(Stored records)
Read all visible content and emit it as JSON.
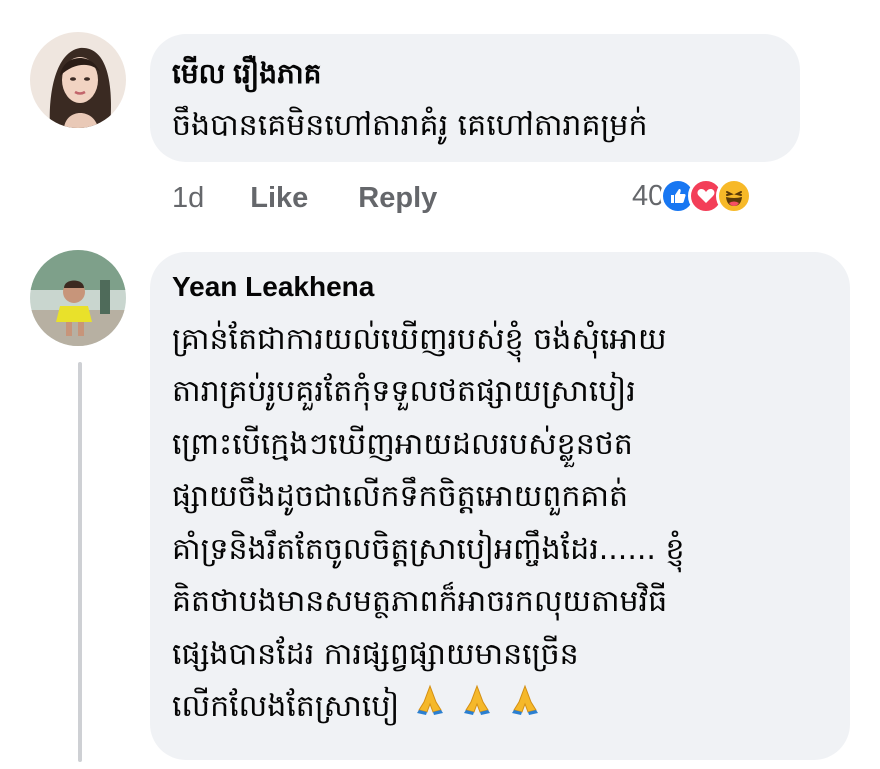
{
  "comments": [
    {
      "author": "មើល រឿងភាគ",
      "lines": [
        "ចឹងបានគេមិនហៅតារាគំរូ គេហៅតារាគម្រក់"
      ],
      "timestamp": "1d",
      "like_label": "Like",
      "reply_label": "Reply",
      "reaction_count": "40",
      "reactions": [
        "like-icon",
        "love-icon",
        "haha-icon"
      ],
      "colors": {
        "like": "#1877f2",
        "love": "#f33e58",
        "haha": "#f7b928"
      }
    },
    {
      "author": "Yean Leakhena",
      "lines": [
        "គ្រាន់តែជាការយល់ឃើញរបស់ខ្ញុំ ចង់សុំអោយ",
        "តារាគ្រប់រូបគួរតែកុំទទួលថតផ្សាយស្រាបៀរ",
        "ព្រោះបើក្មេងៗឃើញអាយដលរបស់ខ្លួនថត",
        "ផ្សាយចឹងដូចជាលើកទឹកចិត្តអោយពួកគាត់",
        "គាំទ្រនិងរឹតតែចូលចិត្តស្រាបៀអញ្ចឹងដែរ...... ខ្ញុំ",
        "គិតថាបងមានសមត្ថភាពក៏អាចរកលុយតាមវិធី",
        "ផ្សេងបានដែរ ការផ្សព្វផ្សាយមានច្រើន",
        "លើកលែងតែស្រាបៀ"
      ],
      "trailing_emoji": [
        "folded-hands-icon",
        "folded-hands-icon",
        "folded-hands-icon"
      ]
    }
  ],
  "colors": {
    "bubble": "#f0f2f5",
    "meta_text": "#65676b",
    "thread_line": "#ced0d4"
  }
}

EXERCISE BRIEF> Make an exact copy of the whole listing, but don't bring over any pictures.

EXERCISE SOLUTION>
Read all visible content and emit it as JSON.
{
  "comments": [
    {
      "author": "មើល រឿងភាគ",
      "lines": [
        "ចឹងបានគេមិនហៅតារាគំរូ គេហៅតារាគម្រក់"
      ],
      "timestamp": "1d",
      "like_label": "Like",
      "reply_label": "Reply",
      "reaction_count": "40",
      "reactions": [
        "like-icon",
        "love-icon",
        "haha-icon"
      ],
      "colors": {
        "like": "#1877f2",
        "love": "#f33e58",
        "haha": "#f7b928"
      }
    },
    {
      "author": "Yean Leakhena",
      "lines": [
        "គ្រាន់តែជាការយល់ឃើញរបស់ខ្ញុំ ចង់សុំអោយ",
        "តារាគ្រប់រូបគួរតែកុំទទួលថតផ្សាយស្រាបៀរ",
        "ព្រោះបើក្មេងៗឃើញអាយដលរបស់ខ្លួនថត",
        "ផ្សាយចឹងដូចជាលើកទឹកចិត្តអោយពួកគាត់",
        "គាំទ្រនិងរឹតតែចូលចិត្តស្រាបៀអញ្ចឹងដែរ...... ខ្ញុំ",
        "គិតថាបងមានសមត្ថភាពក៏អាចរកលុយតាមវិធី",
        "ផ្សេងបានដែរ ការផ្សព្វផ្សាយមានច្រើន",
        "លើកលែងតែស្រាបៀ"
      ],
      "trailing_emoji": [
        "folded-hands-icon",
        "folded-hands-icon",
        "folded-hands-icon"
      ]
    }
  ],
  "colors": {
    "bubble": "#f0f2f5",
    "meta_text": "#65676b",
    "thread_line": "#ced0d4"
  }
}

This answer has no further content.